# Stored records start

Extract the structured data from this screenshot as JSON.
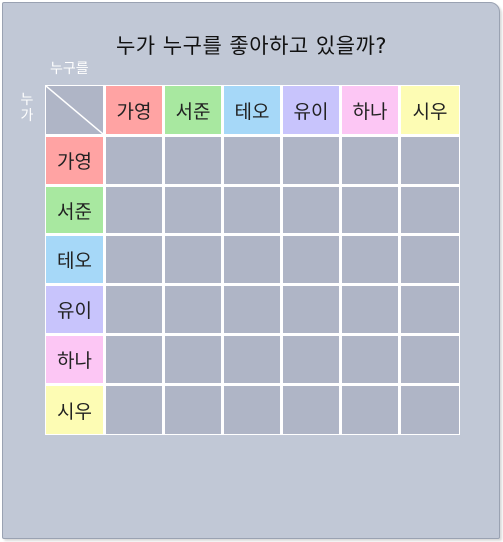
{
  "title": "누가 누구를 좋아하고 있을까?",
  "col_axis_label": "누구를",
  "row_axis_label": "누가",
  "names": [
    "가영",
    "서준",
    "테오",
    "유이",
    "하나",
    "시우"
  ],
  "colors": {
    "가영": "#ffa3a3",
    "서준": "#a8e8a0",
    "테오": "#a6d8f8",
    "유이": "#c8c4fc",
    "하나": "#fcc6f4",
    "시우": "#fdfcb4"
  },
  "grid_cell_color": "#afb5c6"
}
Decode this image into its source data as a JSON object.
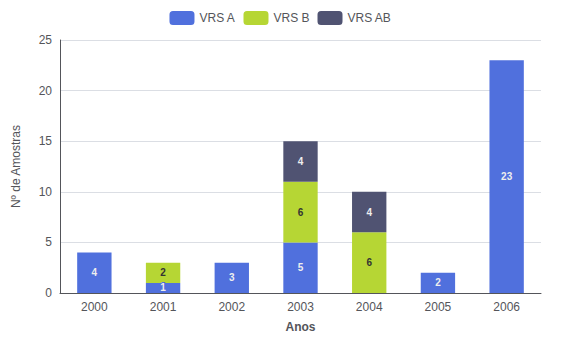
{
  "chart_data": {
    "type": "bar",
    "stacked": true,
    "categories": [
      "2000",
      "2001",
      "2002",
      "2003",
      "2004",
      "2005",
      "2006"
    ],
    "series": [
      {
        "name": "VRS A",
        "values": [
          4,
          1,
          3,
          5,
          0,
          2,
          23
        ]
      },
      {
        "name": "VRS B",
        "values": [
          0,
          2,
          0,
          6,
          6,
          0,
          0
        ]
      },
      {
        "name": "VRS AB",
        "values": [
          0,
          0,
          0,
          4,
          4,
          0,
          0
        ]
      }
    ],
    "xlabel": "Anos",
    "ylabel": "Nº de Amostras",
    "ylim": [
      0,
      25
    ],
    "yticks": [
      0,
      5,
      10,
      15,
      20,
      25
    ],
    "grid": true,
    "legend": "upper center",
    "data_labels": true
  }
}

# Stored records end

Instructions for the task
Every record above must be given again exactly; drop the pictures.

Worked solution
Extract the structured data from this screenshot as JSON.
{
  "title": "누가 누구를 좋아하고 있을까?",
  "col_axis_label": "누구를",
  "row_axis_label": "누가",
  "names": [
    "가영",
    "서준",
    "테오",
    "유이",
    "하나",
    "시우"
  ],
  "colors": {
    "가영": "#ffa3a3",
    "서준": "#a8e8a0",
    "테오": "#a6d8f8",
    "유이": "#c8c4fc",
    "하나": "#fcc6f4",
    "시우": "#fdfcb4"
  },
  "grid_cell_color": "#afb5c6"
}
Decode this image into its source data as a JSON object.
{
  "chart_data": {
    "type": "bar",
    "stacked": true,
    "categories": [
      "2000",
      "2001",
      "2002",
      "2003",
      "2004",
      "2005",
      "2006"
    ],
    "series": [
      {
        "name": "VRS A",
        "values": [
          4,
          1,
          3,
          5,
          0,
          2,
          23
        ]
      },
      {
        "name": "VRS B",
        "values": [
          0,
          2,
          0,
          6,
          6,
          0,
          0
        ]
      },
      {
        "name": "VRS AB",
        "values": [
          0,
          0,
          0,
          4,
          4,
          0,
          0
        ]
      }
    ],
    "xlabel": "Anos",
    "ylabel": "Nº de Amostras",
    "ylim": [
      0,
      25
    ],
    "yticks": [
      0,
      5,
      10,
      15,
      20,
      25
    ],
    "grid": true,
    "legend": "upper center",
    "data_labels": true
  }
}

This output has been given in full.